■ Exercise
Retype each entry below, keeping every character the same.

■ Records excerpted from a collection
★ ★ ★ ★
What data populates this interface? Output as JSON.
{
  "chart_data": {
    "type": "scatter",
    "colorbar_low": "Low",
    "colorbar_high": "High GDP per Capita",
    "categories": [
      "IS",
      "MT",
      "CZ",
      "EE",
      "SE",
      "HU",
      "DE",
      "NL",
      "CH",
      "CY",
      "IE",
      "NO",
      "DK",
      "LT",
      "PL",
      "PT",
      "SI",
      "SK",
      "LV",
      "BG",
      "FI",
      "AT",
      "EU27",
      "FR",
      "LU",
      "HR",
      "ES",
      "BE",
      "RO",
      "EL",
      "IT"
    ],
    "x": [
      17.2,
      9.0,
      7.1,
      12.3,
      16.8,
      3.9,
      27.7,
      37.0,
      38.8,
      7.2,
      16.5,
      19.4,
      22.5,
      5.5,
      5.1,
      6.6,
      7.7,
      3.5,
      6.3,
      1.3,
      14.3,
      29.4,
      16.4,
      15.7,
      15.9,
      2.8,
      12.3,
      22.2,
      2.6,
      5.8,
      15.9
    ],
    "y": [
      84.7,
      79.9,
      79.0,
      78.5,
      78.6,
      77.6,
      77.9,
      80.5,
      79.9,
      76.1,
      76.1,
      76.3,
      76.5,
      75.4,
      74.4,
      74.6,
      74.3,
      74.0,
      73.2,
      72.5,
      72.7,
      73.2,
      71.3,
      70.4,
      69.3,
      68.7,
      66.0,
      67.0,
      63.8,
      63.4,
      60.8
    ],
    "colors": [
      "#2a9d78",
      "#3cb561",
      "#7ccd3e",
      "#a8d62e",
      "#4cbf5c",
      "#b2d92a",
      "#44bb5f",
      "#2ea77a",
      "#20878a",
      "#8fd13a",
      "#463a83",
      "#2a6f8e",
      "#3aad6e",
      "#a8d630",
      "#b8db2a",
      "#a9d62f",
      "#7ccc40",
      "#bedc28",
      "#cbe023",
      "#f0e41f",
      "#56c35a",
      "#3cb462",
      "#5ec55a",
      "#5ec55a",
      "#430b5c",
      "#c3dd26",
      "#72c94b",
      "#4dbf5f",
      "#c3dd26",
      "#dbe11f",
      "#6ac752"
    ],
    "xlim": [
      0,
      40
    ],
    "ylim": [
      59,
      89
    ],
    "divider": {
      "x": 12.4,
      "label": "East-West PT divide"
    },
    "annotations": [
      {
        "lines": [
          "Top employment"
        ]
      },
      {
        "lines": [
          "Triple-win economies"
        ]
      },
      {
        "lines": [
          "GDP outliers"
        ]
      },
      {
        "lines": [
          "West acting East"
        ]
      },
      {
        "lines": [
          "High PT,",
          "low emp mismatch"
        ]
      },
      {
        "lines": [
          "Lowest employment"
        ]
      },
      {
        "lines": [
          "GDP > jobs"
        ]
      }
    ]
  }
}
★ ★ ★ ★
■ Solution
What data populates this interface? Output as JSON.
{
  "chart_data": {
    "type": "scatter",
    "colorbar_low": "Low",
    "colorbar_high": "High GDP per Capita",
    "categories": [
      "IS",
      "MT",
      "CZ",
      "EE",
      "SE",
      "HU",
      "DE",
      "NL",
      "CH",
      "CY",
      "IE",
      "NO",
      "DK",
      "LT",
      "PL",
      "PT",
      "SI",
      "SK",
      "LV",
      "BG",
      "FI",
      "AT",
      "EU27",
      "FR",
      "LU",
      "HR",
      "ES",
      "BE",
      "RO",
      "EL",
      "IT"
    ],
    "x": [
      17.2,
      9.0,
      7.1,
      12.3,
      16.8,
      3.9,
      27.7,
      37.0,
      38.8,
      7.2,
      16.5,
      19.4,
      22.5,
      5.5,
      5.1,
      6.6,
      7.7,
      3.5,
      6.3,
      1.3,
      14.3,
      29.4,
      16.4,
      15.7,
      15.9,
      2.8,
      12.3,
      22.2,
      2.6,
      5.8,
      15.9
    ],
    "y": [
      84.7,
      79.9,
      79.0,
      78.5,
      78.6,
      77.6,
      77.9,
      80.5,
      79.9,
      76.1,
      76.1,
      76.3,
      76.5,
      75.4,
      74.4,
      74.6,
      74.3,
      74.0,
      73.2,
      72.5,
      72.7,
      73.2,
      71.3,
      70.4,
      69.3,
      68.7,
      66.0,
      67.0,
      63.8,
      63.4,
      60.8
    ],
    "colors": [
      "#2a9d78",
      "#3cb561",
      "#7ccd3e",
      "#a8d62e",
      "#4cbf5c",
      "#b2d92a",
      "#44bb5f",
      "#2ea77a",
      "#20878a",
      "#8fd13a",
      "#463a83",
      "#2a6f8e",
      "#3aad6e",
      "#a8d630",
      "#b8db2a",
      "#a9d62f",
      "#7ccc40",
      "#bedc28",
      "#cbe023",
      "#f0e41f",
      "#56c35a",
      "#3cb462",
      "#5ec55a",
      "#5ec55a",
      "#430b5c",
      "#c3dd26",
      "#72c94b",
      "#4dbf5f",
      "#c3dd26",
      "#dbe11f",
      "#6ac752"
    ],
    "xlim": [
      0,
      40
    ],
    "ylim": [
      59,
      89
    ],
    "divider": {
      "x": 12.4,
      "label": "East-West PT divide"
    },
    "annotations": [
      {
        "lines": [
          "Top employment"
        ]
      },
      {
        "lines": [
          "Triple-win economies"
        ]
      },
      {
        "lines": [
          "GDP outliers"
        ]
      },
      {
        "lines": [
          "West acting East"
        ]
      },
      {
        "lines": [
          "High PT,",
          "low emp mismatch"
        ]
      },
      {
        "lines": [
          "Lowest employment"
        ]
      },
      {
        "lines": [
          "GDP > jobs"
        ]
      }
    ]
  }
}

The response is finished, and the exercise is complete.